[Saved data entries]
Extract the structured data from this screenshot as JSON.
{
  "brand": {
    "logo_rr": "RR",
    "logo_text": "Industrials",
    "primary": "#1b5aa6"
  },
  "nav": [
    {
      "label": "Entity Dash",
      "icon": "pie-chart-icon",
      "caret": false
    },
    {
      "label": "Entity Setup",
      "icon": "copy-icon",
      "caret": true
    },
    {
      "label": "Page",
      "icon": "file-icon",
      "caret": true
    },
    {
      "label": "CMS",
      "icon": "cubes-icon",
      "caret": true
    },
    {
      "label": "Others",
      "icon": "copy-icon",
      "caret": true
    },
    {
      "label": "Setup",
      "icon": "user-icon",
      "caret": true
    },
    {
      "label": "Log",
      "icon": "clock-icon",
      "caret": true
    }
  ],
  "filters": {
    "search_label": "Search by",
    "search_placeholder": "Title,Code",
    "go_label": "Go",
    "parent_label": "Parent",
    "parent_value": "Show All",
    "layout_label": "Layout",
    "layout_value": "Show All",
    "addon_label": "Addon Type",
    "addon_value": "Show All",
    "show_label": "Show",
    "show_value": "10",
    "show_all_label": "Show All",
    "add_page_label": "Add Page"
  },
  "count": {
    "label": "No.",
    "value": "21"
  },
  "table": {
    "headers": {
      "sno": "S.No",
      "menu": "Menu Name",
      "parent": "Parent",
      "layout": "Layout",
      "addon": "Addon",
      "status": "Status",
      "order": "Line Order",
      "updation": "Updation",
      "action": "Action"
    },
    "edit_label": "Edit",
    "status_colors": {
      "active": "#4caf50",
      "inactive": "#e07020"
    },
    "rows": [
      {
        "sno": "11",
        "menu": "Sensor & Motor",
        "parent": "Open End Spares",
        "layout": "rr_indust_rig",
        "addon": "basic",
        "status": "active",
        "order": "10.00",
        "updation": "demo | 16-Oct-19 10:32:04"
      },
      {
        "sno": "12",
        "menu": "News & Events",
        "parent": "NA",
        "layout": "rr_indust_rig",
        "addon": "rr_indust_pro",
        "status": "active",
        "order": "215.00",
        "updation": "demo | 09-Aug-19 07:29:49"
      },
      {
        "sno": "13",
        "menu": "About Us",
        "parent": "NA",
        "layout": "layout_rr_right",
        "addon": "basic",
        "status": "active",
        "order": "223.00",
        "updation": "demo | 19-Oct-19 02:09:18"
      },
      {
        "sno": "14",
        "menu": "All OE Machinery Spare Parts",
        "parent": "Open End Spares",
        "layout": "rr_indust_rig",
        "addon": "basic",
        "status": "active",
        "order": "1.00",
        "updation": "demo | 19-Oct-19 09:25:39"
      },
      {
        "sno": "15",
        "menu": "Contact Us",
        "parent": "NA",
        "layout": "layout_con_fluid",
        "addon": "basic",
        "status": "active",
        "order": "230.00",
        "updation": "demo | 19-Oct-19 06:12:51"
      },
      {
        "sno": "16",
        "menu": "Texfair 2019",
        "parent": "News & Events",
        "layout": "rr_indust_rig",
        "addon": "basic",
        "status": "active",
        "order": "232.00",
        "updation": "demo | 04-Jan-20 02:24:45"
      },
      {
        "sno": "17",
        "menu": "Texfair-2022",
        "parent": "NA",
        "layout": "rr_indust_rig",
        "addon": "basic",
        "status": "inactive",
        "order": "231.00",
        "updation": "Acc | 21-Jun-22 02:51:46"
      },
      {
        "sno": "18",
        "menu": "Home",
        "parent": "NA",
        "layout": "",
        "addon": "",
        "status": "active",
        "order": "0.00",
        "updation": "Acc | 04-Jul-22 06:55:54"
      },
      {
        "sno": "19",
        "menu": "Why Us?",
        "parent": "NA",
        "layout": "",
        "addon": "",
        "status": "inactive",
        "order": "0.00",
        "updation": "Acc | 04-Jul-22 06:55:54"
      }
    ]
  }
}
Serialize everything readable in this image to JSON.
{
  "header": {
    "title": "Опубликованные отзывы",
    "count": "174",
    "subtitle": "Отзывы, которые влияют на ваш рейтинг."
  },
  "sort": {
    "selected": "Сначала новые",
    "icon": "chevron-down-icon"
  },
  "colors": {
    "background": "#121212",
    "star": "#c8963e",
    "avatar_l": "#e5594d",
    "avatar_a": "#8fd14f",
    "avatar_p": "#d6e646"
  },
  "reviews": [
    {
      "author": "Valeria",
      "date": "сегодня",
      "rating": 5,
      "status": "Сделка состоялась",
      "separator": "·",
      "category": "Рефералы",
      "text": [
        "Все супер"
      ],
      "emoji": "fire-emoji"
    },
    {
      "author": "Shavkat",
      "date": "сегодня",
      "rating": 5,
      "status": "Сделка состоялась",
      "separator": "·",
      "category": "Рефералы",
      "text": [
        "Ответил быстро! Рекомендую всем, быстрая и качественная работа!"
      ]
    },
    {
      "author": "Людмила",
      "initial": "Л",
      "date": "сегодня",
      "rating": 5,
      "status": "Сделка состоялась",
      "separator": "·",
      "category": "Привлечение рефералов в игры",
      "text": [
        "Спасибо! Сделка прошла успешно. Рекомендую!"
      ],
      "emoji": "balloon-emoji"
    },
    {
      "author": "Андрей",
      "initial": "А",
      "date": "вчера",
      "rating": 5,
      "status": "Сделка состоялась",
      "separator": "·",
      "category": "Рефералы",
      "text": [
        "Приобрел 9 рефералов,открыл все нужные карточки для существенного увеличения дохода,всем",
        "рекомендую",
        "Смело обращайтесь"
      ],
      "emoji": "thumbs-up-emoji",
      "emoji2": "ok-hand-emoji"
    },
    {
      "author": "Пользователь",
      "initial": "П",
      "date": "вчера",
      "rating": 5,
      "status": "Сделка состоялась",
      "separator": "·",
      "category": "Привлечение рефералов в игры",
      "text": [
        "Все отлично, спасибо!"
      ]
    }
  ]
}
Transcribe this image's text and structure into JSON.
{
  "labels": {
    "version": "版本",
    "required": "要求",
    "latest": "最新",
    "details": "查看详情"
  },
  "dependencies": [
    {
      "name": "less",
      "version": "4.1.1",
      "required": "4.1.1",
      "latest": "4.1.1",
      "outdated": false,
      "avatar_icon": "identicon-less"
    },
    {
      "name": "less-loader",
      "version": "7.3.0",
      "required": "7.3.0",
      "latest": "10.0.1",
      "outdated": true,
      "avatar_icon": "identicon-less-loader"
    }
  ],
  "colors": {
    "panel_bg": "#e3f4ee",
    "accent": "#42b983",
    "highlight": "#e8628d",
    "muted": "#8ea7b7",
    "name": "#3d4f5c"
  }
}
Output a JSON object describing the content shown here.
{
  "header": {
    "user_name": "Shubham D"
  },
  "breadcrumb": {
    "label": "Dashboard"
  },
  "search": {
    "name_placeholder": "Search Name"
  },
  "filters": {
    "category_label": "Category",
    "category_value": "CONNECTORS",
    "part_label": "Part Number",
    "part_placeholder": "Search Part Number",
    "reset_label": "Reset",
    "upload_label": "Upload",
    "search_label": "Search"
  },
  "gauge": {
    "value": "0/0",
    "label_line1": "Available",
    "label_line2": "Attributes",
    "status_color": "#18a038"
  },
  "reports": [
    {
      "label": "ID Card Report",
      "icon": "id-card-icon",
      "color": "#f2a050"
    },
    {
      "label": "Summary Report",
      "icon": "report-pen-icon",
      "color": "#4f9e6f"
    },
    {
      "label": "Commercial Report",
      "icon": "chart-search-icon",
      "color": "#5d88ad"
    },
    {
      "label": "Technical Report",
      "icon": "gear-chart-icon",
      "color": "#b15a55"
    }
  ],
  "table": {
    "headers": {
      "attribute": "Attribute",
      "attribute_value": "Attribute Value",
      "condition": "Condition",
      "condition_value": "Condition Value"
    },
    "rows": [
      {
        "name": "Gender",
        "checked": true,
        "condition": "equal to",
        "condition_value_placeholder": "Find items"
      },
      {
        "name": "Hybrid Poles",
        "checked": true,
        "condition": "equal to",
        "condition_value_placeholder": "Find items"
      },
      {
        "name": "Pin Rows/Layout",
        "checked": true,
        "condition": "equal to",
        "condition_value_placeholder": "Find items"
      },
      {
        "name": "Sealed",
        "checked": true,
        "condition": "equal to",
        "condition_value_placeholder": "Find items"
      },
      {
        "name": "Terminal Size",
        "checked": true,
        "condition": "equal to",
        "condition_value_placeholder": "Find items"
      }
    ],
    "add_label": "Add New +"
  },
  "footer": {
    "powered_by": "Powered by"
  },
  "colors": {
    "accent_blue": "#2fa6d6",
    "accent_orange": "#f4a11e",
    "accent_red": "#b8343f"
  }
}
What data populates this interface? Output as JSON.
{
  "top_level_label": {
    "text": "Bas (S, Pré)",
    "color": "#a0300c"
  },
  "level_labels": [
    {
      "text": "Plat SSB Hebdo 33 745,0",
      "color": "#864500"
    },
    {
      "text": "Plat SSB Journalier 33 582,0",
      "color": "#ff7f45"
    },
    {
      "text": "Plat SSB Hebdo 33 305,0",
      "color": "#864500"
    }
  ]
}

* [EXERCISE DETAILS]: Reproduce each line of the entries in which the word "less" is found.

* [EXERCISE OUTPUT]:
      "name": "less",
      "avatar_icon": "identicon-less"
      "name": "less-loader",
      "avatar_icon": "identicon-less-loader"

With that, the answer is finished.